#### Entries supplied

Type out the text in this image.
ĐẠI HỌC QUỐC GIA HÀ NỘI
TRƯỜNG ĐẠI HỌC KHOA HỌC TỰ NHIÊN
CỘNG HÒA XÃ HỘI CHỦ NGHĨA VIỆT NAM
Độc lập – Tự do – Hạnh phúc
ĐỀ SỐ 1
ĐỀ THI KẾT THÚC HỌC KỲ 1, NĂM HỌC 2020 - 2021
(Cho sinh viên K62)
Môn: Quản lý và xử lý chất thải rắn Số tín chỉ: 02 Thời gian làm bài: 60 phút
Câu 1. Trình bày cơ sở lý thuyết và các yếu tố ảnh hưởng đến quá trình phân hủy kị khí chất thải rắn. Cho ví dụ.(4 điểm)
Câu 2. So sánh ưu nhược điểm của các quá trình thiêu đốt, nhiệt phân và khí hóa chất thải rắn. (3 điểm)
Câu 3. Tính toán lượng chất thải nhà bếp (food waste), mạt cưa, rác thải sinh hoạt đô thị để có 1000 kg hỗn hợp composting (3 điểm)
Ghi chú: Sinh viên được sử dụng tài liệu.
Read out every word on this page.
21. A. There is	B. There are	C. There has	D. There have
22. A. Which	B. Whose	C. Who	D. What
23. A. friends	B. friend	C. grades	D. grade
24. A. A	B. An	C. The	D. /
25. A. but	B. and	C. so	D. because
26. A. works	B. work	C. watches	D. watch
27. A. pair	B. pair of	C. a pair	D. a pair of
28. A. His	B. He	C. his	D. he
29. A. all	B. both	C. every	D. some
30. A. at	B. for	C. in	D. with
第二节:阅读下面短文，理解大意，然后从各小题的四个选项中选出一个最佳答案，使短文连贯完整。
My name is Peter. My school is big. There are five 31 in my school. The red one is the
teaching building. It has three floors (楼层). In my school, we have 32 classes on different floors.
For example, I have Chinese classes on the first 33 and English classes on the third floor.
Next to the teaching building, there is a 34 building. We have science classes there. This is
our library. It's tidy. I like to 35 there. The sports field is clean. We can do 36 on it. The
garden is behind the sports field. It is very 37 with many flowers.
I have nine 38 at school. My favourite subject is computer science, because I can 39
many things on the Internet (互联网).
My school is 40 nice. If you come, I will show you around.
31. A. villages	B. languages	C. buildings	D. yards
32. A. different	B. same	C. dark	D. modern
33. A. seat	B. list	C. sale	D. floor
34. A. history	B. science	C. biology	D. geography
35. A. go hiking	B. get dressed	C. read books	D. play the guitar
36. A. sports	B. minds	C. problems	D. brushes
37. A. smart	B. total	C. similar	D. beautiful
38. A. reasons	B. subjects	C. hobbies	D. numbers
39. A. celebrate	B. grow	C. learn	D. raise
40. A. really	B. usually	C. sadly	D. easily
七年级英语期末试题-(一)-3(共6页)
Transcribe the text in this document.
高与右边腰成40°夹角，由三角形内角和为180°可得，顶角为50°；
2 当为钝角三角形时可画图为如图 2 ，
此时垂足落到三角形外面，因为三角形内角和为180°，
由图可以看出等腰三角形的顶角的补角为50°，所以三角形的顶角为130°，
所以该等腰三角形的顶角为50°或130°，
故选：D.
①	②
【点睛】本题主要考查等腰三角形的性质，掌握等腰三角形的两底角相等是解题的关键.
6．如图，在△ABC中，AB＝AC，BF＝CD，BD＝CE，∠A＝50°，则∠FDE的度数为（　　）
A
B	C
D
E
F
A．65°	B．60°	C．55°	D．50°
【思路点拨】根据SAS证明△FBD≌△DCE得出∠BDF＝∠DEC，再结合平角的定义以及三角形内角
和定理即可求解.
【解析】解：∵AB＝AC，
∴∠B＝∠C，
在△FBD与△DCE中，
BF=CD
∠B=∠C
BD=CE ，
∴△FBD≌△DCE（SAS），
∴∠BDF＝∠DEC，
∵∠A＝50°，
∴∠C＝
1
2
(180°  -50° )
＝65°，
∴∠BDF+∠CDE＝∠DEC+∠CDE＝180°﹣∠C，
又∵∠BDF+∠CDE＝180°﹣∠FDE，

########

▶ Problem details:
Please copy out each record, character for character.

▶ Output below:
Type out the text in this image.
ĐẠI HỌC QUỐC GIA HÀ NỘI
TRƯỜNG ĐẠI HỌC KHOA HỌC TỰ NHIÊN
CỘNG HÒA XÃ HỘI CHỦ NGHĨA VIỆT NAM
Độc lập – Tự do – Hạnh phúc
ĐỀ SỐ 1
ĐỀ THI KẾT THÚC HỌC KỲ 1, NĂM HỌC 2020 - 2021
(Cho sinh viên K62)
Môn: Quản lý và xử lý chất thải rắn Số tín chỉ: 02 Thời gian làm bài: 60 phút
Câu 1. Trình bày cơ sở lý thuyết và các yếu tố ảnh hưởng đến quá trình phân hủy kị khí chất thải rắn. Cho ví dụ.(4 điểm)
Câu 2. So sánh ưu nhược điểm của các quá trình thiêu đốt, nhiệt phân và khí hóa chất thải rắn. (3 điểm)
Câu 3. Tính toán lượng chất thải nhà bếp (food waste), mạt cưa, rác thải sinh hoạt đô thị để có 1000 kg hỗn hợp composting (3 điểm)
Ghi chú: Sinh viên được sử dụng tài liệu.
Read out every word on this page.
21. A. There is	B. There are	C. There has	D. There have
22. A. Which	B. Whose	C. Who	D. What
23. A. friends	B. friend	C. grades	D. grade
24. A. A	B. An	C. The	D. /
25. A. but	B. and	C. so	D. because
26. A. works	B. work	C. watches	D. watch
27. A. pair	B. pair of	C. a pair	D. a pair of
28. A. His	B. He	C. his	D. he
29. A. all	B. both	C. every	D. some
30. A. at	B. for	C. in	D. with
第二节:阅读下面短文，理解大意，然后从各小题的四个选项中选出一个最佳答案，使短文连贯完整。
My name is Peter. My school is big. There are five 31 in my school. The red one is the
teaching building. It has three floors (楼层). In my school, we have 32 classes on different floors.
For example, I have Chinese classes on the first 33 and English classes on the third floor.
Next to the teaching building, there is a 34 building. We have science classes there. This is
our library. It's tidy. I like to 35 there. The sports field is clean. We can do 36 on it. The
garden is behind the sports field. It is very 37 with many flowers.
I have nine 38 at school. My favourite subject is computer science, because I can 39
many things on the Internet (互联网).
My school is 40 nice. If you come, I will show you around.
31. A. villages	B. languages	C. buildings	D. yards
32. A. different	B. same	C. dark	D. modern
33. A. seat	B. list	C. sale	D. floor
34. A. history	B. science	C. biology	D. geography
35. A. go hiking	B. get dressed	C. read books	D. play the guitar
36. A. sports	B. minds	C. problems	D. brushes
37. A. smart	B. total	C. similar	D. beautiful
38. A. reasons	B. subjects	C. hobbies	D. numbers
39. A. celebrate	B. grow	C. learn	D. raise
40. A. really	B. usually	C. sadly	D. easily
七年级英语期末试题-(一)-3(共6页)
Transcribe the text in this document.
高与右边腰成40°夹角，由三角形内角和为180°可得，顶角为50°；
2 当为钝角三角形时可画图为如图 2 ，
此时垂足落到三角形外面，因为三角形内角和为180°，
由图可以看出等腰三角形的顶角的补角为50°，所以三角形的顶角为130°，
所以该等腰三角形的顶角为50°或130°，
故选：D.
①	②
【点睛】本题主要考查等腰三角形的性质，掌握等腰三角形的两底角相等是解题的关键.
6．如图，在△ABC中，AB＝AC，BF＝CD，BD＝CE，∠A＝50°，则∠FDE的度数为（　　）
A
B	C
D
E
F
A．65°	B．60°	C．55°	D．50°
【思路点拨】根据SAS证明△FBD≌△DCE得出∠BDF＝∠DEC，再结合平角的定义以及三角形内角
和定理即可求解.
【解析】解：∵AB＝AC，
∴∠B＝∠C，
在△FBD与△DCE中，
BF=CD
∠B=∠C
BD=CE ，
∴△FBD≌△DCE（SAS），
∴∠BDF＝∠DEC，
∵∠A＝50°，
∴∠C＝
1
2
(180°  -50° )
＝65°，
∴∠BDF+∠CDE＝∠DEC+∠CDE＝180°﹣∠C，
又∵∠BDF+∠CDE＝180°﹣∠FDE，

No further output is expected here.